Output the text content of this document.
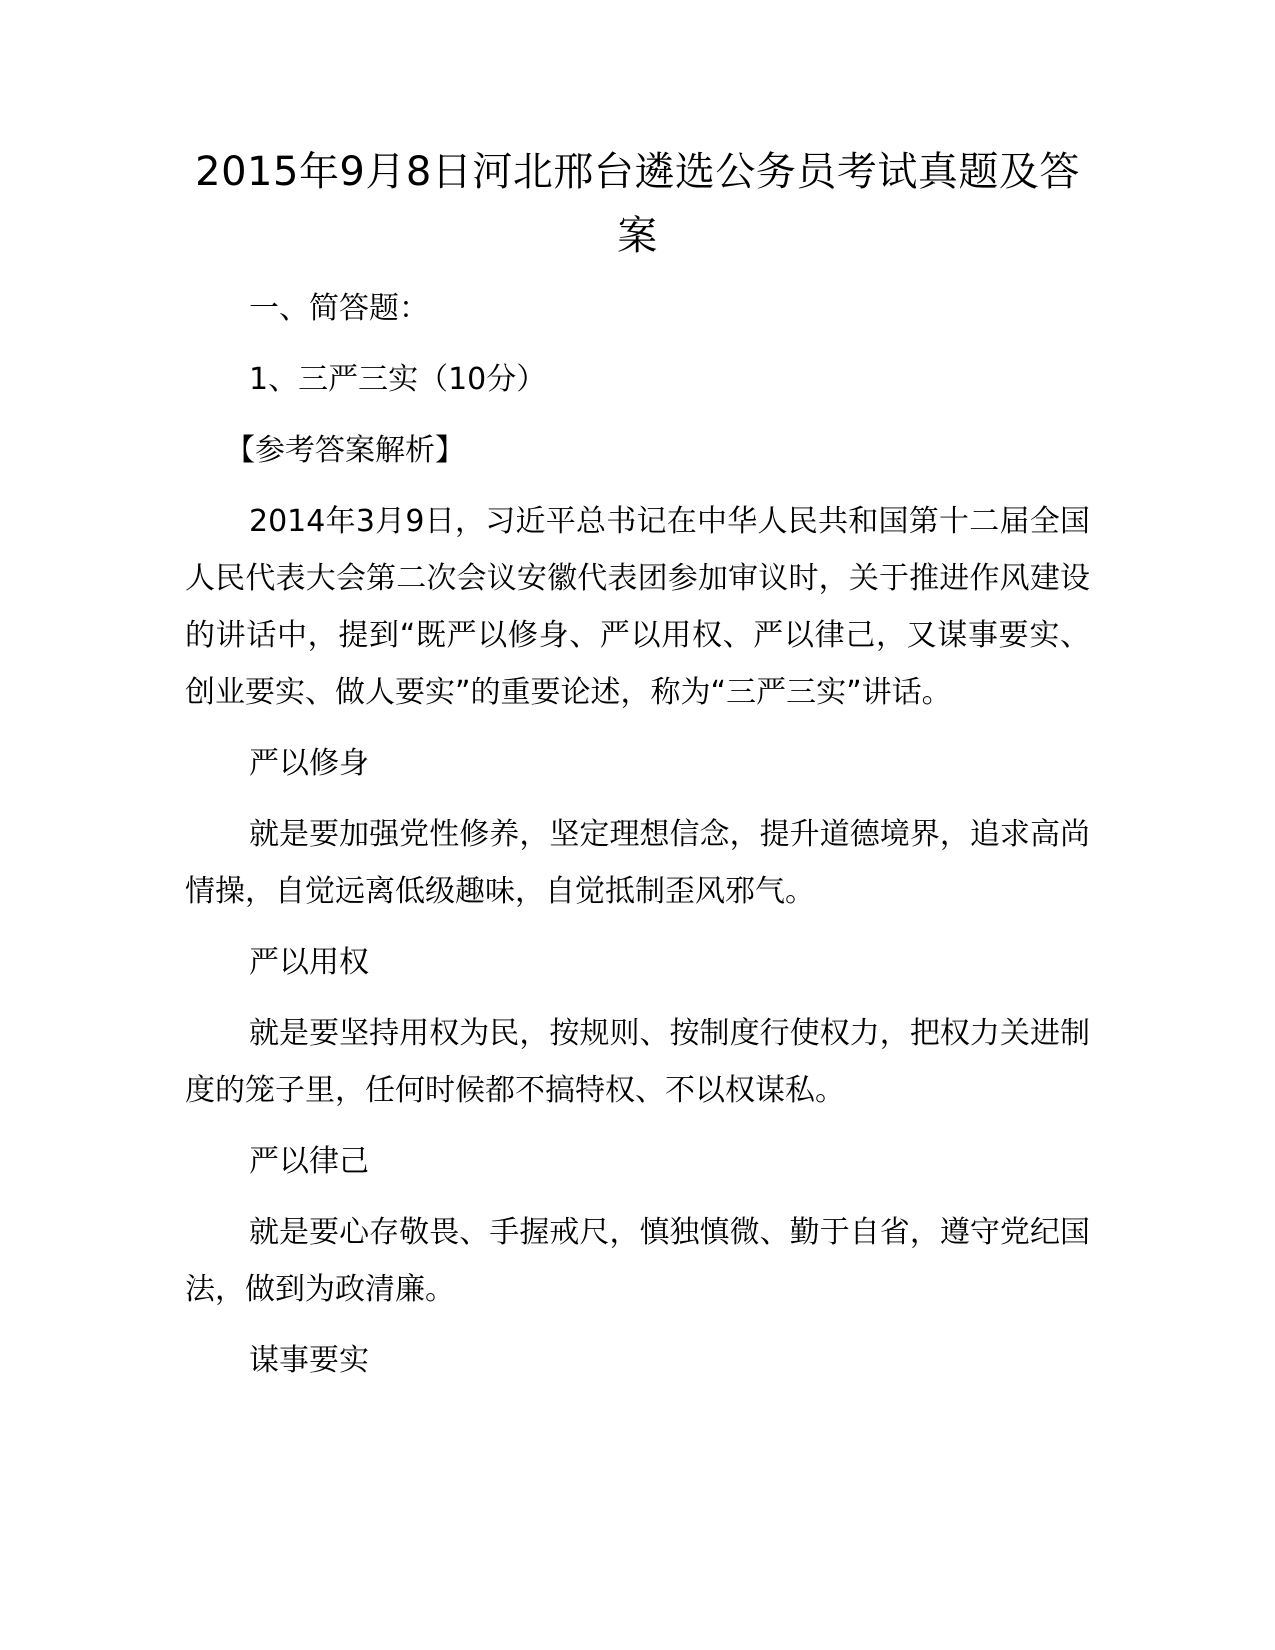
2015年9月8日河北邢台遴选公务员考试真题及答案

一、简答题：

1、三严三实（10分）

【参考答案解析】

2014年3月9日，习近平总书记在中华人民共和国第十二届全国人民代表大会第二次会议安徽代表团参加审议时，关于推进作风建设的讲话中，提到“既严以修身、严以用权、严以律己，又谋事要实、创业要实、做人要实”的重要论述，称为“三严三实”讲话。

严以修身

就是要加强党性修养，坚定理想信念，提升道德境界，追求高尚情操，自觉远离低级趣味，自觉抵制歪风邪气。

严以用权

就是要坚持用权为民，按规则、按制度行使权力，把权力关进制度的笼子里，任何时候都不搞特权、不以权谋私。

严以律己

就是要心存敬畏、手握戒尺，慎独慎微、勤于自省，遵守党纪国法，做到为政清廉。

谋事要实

----

--- To be done ---
Repeat the material above verbatim. Leave the pictures behind.

--- Solution ---
Output the text content of this document.
2015年9月8日河北邢台遴选公务员考试真题及答案

一、简答题：

1、三严三实（10分）

【参考答案解析】

2014年3月9日，习近平总书记在中华人民共和国第十二届全国人民代表大会第二次会议安徽代表团参加审议时，关于推进作风建设的讲话中，提到“既严以修身、严以用权、严以律己，又谋事要实、创业要实、做人要实”的重要论述，称为“三严三实”讲话。

严以修身

就是要加强党性修养，坚定理想信念，提升道德境界，追求高尚情操，自觉远离低级趣味，自觉抵制歪风邪气。

严以用权

就是要坚持用权为民，按规则、按制度行使权力，把权力关进制度的笼子里，任何时候都不搞特权、不以权谋私。

严以律己

就是要心存敬畏、手握戒尺，慎独慎微、勤于自省，遵守党纪国法，做到为政清廉。

谋事要实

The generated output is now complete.